» **What is needed**:
Search the material below for the word "label". Copy every line that has it.

» **Records for this task**:
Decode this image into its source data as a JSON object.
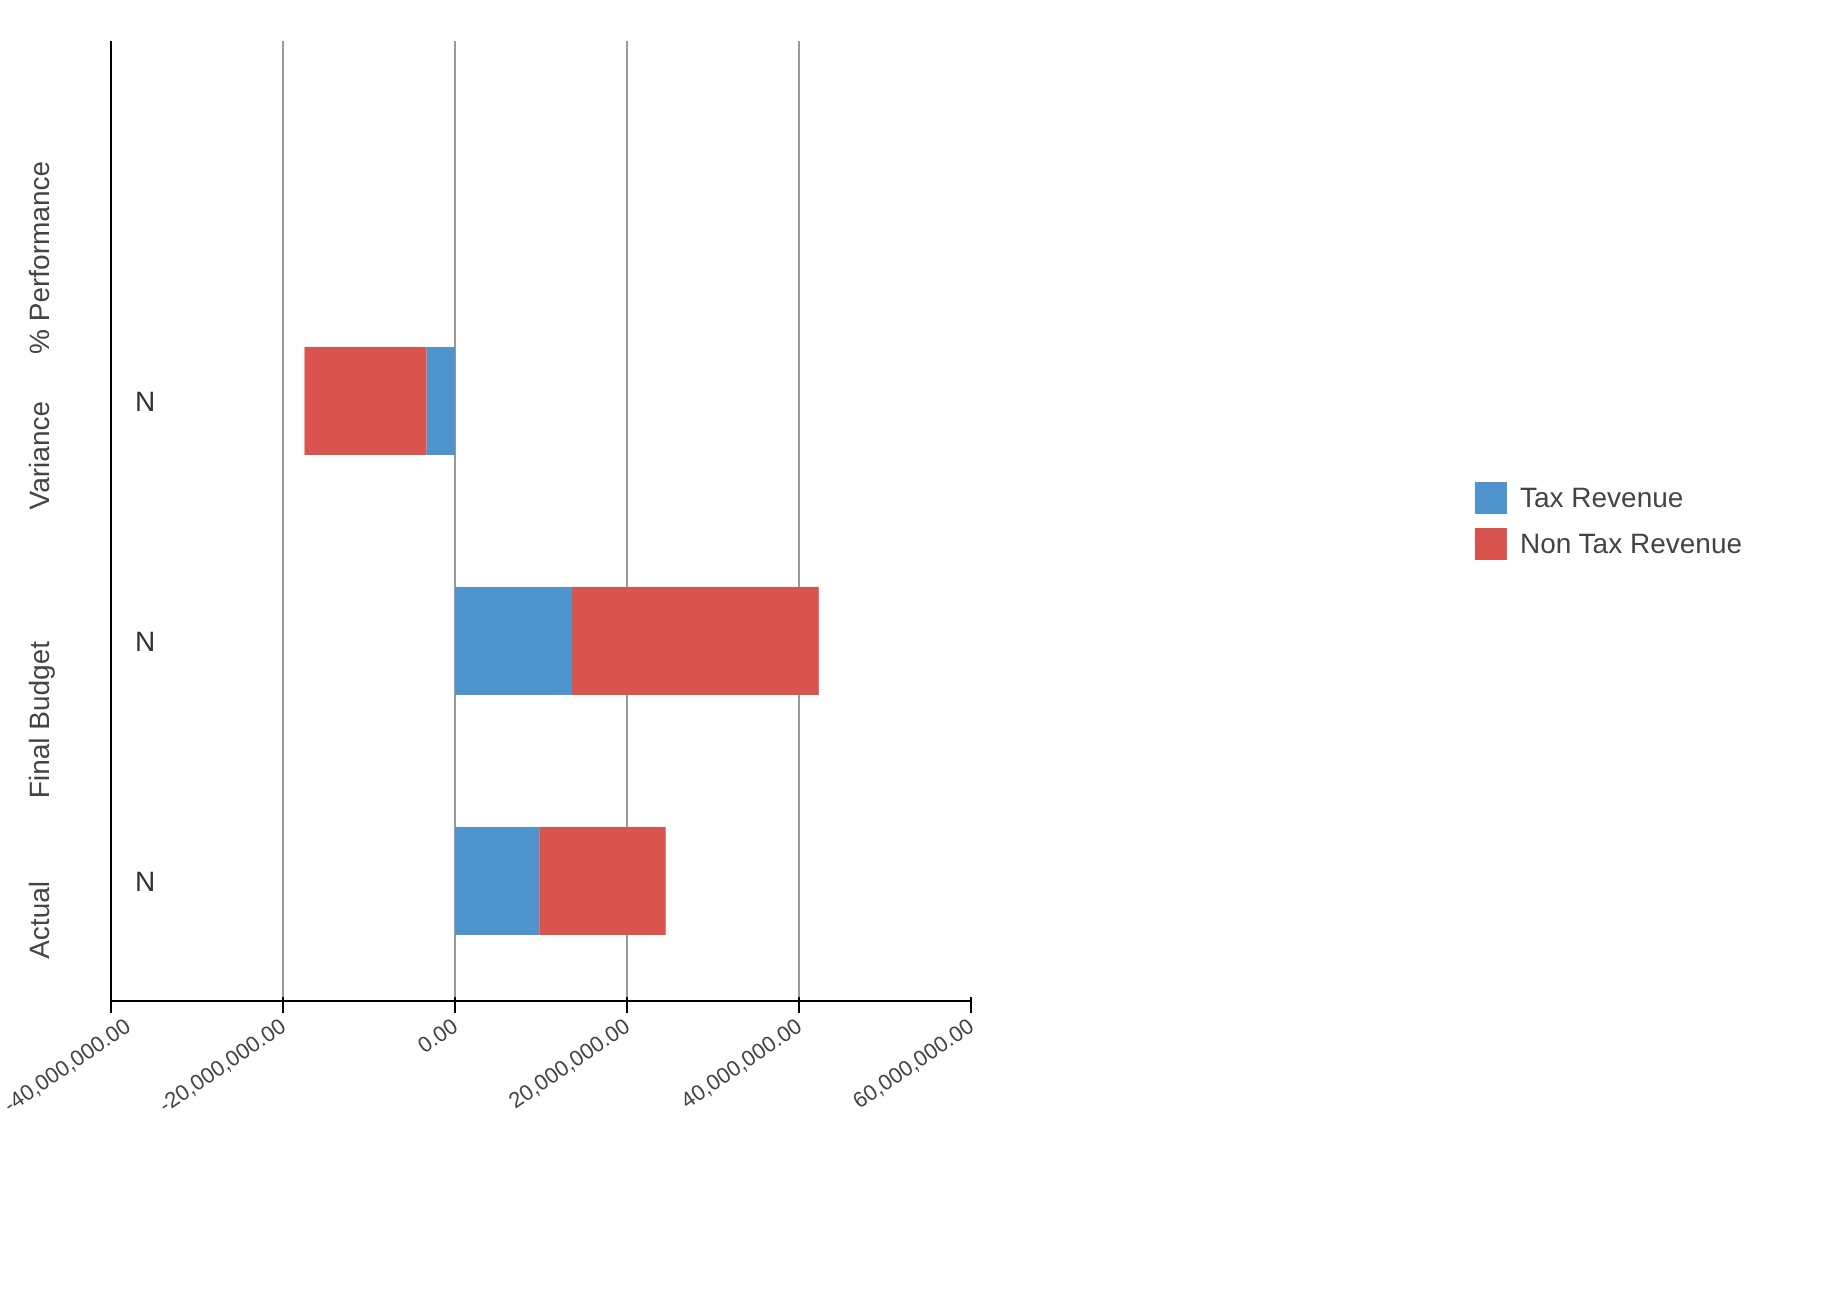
{
  "chart_data": {
    "type": "bar",
    "orientation": "horizontal",
    "stacked": true,
    "categories": [
      "% Performance",
      "Variance",
      "Final Budget",
      "Actual"
    ],
    "series": [
      {
        "name": "Tax Revenue",
        "color": "#4f94cd",
        "values": [
          null,
          -3300000,
          13600000,
          9800000
        ]
      },
      {
        "name": "Non Tax Revenue",
        "color": "#d9534f",
        "values": [
          null,
          -14200000,
          28700000,
          14700000
        ]
      }
    ],
    "xlim": [
      -40000000,
      60000000
    ],
    "xticks": [
      {
        "value": -40000000,
        "label": "-40,000,000.00"
      },
      {
        "value": -20000000,
        "label": "-20,000,000.00"
      },
      {
        "value": 0,
        "label": "0.00"
      },
      {
        "value": 20000000,
        "label": "20,000,000.00"
      },
      {
        "value": 40000000,
        "label": "40,000,000.00"
      },
      {
        "value": 60000000,
        "label": "60,000,000.00"
      }
    ],
    "annotations": [
      "N",
      "N",
      "N"
    ],
    "grid": "x",
    "legend": "right"
  }
}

» **Finished task**:
        "label": "-40,000,000.00"
        "label": "-20,000,000.00"
        "label": "0.00"
        "label": "20,000,000.00"
        "label": "40,000,000.00"
        "label": "60,000,000.00"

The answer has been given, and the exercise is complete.